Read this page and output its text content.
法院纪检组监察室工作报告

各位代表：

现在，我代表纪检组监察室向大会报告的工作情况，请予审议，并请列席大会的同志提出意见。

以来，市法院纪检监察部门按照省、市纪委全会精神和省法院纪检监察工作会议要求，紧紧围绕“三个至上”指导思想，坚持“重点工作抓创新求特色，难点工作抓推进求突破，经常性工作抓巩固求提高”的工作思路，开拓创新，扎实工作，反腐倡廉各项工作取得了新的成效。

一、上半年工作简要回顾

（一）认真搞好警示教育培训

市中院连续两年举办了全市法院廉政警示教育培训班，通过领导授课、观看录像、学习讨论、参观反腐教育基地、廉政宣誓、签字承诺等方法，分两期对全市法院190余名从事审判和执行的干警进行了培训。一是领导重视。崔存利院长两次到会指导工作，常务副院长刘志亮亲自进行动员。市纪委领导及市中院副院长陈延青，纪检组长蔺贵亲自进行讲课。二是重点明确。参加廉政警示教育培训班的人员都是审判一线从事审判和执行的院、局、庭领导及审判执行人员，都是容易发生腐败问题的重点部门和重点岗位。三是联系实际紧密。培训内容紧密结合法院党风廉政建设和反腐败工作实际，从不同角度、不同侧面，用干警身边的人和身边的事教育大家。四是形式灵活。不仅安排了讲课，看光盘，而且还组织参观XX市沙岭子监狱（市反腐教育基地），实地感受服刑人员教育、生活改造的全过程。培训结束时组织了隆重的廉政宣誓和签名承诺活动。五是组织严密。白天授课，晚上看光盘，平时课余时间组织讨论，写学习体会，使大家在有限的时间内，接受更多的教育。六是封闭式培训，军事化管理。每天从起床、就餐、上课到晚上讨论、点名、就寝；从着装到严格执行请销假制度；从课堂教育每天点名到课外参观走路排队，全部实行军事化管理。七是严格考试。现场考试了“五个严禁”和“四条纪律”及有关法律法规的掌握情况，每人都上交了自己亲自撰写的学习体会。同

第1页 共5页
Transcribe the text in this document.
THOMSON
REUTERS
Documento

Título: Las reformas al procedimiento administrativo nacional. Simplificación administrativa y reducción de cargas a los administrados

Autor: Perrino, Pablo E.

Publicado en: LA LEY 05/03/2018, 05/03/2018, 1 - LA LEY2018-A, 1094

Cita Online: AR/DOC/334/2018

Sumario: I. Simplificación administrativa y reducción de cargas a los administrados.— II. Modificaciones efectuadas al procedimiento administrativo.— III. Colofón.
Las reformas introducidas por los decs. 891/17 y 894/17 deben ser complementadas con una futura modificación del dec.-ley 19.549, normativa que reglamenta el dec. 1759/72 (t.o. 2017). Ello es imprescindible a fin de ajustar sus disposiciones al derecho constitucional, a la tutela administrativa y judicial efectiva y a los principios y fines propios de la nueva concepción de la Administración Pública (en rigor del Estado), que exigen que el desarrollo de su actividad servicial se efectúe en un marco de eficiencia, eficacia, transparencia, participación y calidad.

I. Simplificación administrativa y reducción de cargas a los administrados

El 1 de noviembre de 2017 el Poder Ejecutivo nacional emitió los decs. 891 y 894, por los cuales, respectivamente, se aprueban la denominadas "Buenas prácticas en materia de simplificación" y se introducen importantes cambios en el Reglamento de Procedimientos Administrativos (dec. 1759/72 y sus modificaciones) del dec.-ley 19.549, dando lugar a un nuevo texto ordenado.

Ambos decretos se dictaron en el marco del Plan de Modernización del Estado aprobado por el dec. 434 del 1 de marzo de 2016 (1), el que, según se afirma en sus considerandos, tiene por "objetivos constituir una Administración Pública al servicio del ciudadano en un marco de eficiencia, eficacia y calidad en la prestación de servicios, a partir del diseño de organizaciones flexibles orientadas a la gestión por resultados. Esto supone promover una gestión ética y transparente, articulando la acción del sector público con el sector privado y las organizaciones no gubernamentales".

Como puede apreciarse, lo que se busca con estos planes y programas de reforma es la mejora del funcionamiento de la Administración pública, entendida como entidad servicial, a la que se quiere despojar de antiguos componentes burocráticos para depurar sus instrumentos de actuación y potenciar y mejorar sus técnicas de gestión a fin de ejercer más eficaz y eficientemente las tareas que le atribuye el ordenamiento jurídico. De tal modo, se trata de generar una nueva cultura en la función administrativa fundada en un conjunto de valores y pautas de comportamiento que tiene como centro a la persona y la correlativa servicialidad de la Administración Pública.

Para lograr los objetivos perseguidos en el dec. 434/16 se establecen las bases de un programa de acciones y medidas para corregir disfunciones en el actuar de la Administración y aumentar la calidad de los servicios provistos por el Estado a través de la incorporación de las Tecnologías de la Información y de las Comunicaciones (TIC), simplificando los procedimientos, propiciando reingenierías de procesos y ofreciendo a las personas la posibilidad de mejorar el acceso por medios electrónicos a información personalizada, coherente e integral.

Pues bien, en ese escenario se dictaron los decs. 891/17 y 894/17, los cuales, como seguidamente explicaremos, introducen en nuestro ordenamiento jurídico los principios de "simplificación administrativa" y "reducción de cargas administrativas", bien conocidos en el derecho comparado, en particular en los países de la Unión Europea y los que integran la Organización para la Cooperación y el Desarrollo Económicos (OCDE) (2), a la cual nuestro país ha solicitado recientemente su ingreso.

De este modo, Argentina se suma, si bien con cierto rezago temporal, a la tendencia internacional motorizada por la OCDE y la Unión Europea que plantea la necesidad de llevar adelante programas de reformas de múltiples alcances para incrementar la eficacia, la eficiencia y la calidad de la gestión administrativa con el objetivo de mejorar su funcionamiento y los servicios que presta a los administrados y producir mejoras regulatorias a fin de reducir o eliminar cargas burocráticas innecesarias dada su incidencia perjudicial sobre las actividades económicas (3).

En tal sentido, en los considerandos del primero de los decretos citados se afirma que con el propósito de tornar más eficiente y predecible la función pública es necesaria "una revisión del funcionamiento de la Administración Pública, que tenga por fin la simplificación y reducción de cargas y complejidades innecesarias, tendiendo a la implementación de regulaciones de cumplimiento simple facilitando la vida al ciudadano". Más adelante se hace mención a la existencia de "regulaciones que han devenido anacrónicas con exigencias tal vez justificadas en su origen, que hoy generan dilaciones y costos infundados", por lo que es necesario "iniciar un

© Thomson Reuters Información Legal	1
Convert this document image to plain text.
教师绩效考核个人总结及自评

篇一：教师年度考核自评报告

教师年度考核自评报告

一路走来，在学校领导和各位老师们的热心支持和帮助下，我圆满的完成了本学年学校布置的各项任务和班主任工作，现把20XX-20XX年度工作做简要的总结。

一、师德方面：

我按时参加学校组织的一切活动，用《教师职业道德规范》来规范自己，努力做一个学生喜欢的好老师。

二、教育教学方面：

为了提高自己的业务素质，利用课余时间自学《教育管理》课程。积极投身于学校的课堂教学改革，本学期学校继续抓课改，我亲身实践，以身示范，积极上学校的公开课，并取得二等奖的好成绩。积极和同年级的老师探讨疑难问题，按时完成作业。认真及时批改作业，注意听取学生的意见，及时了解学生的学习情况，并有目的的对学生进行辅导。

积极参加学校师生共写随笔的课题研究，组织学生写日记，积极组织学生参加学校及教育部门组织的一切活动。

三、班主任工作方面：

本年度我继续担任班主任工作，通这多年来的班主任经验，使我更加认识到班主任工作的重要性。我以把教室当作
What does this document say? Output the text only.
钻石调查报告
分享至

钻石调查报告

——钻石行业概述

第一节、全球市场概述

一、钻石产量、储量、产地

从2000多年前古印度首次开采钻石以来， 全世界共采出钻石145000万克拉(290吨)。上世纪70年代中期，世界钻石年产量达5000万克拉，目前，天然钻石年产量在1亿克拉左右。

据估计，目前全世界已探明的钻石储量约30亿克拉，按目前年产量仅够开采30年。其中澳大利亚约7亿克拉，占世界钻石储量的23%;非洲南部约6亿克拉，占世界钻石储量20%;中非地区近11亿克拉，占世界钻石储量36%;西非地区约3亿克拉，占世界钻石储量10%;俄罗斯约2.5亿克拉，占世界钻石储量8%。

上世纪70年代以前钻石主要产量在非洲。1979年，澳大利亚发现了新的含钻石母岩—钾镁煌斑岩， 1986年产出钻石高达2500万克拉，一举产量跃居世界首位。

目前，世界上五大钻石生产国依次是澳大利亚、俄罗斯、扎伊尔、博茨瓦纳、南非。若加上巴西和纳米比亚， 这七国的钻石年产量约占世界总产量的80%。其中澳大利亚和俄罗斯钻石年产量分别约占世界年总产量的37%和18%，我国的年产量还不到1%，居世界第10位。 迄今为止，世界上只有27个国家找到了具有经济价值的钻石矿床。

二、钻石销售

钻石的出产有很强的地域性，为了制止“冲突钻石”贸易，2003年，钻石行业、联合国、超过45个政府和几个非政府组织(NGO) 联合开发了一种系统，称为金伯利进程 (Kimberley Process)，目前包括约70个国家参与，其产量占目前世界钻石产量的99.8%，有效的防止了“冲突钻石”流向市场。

▸ WORK TO DO
Starting with the line that contains "What does this", repeat each line through the last one exactly as it appears. Include both ends and nothing more.

▸ RESPONSE TO THIS EXERCISE
What does this document say? Output the text only.
钻石调查报告
分享至

钻石调查报告

——钻石行业概述

第一节、全球市场概述

一、钻石产量、储量、产地

从2000多年前古印度首次开采钻石以来， 全世界共采出钻石145000万克拉(290吨)。上世纪70年代中期，世界钻石年产量达5000万克拉，目前，天然钻石年产量在1亿克拉左右。

据估计，目前全世界已探明的钻石储量约30亿克拉，按目前年产量仅够开采30年。其中澳大利亚约7亿克拉，占世界钻石储量的23%;非洲南部约6亿克拉，占世界钻石储量20%;中非地区近11亿克拉，占世界钻石储量36%;西非地区约3亿克拉，占世界钻石储量10%;俄罗斯约2.5亿克拉，占世界钻石储量8%。

上世纪70年代以前钻石主要产量在非洲。1979年，澳大利亚发现了新的含钻石母岩—钾镁煌斑岩， 1986年产出钻石高达2500万克拉，一举产量跃居世界首位。

目前，世界上五大钻石生产国依次是澳大利亚、俄罗斯、扎伊尔、博茨瓦纳、南非。若加上巴西和纳米比亚， 这七国的钻石年产量约占世界总产量的80%。其中澳大利亚和俄罗斯钻石年产量分别约占世界年总产量的37%和18%，我国的年产量还不到1%，居世界第10位。 迄今为止，世界上只有27个国家找到了具有经济价值的钻石矿床。

二、钻石销售

钻石的出产有很强的地域性，为了制止“冲突钻石”贸易，2003年，钻石行业、联合国、超过45个政府和几个非政府组织(NGO) 联合开发了一种系统，称为金伯利进程 (Kimberley Process)，目前包括约70个国家参与，其产量占目前世界钻石产量的99.8%，有效的防止了“冲突钻石”流向市场。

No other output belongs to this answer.